## WORK TO COMPLETE
Pick out the lines containing "куропатки".

___ SOURCE MATERIAL ___

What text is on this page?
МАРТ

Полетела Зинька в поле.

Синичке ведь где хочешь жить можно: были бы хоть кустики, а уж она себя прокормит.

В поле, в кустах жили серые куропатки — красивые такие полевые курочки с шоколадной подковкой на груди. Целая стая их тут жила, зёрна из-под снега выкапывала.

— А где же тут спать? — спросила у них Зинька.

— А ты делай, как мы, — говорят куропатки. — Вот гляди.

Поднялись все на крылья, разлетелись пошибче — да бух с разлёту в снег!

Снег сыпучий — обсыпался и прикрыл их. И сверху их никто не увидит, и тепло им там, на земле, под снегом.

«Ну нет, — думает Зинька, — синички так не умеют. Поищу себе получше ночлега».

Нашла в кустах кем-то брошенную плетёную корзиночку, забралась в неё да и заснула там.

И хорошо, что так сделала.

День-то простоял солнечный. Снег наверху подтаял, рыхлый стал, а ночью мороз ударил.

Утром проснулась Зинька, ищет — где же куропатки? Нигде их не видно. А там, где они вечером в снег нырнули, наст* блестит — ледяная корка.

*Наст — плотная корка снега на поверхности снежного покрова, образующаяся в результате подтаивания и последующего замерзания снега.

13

___

## TASK OUTPUT
В поле, в кустах жили серые куропатки — красивые такие полевые курочки с шоколадной подковкой на груди. Целая стая их тут жила, зёрна из-под снега выкапывала.
— А ты делай, как мы, — говорят куропатки. — Вот гляди.
Утром проснулась Зинька, ищет — где же куропатки? Нигде их не видно. А там, где они вечером в снег нырнули, наст* блестит — ледяная корка.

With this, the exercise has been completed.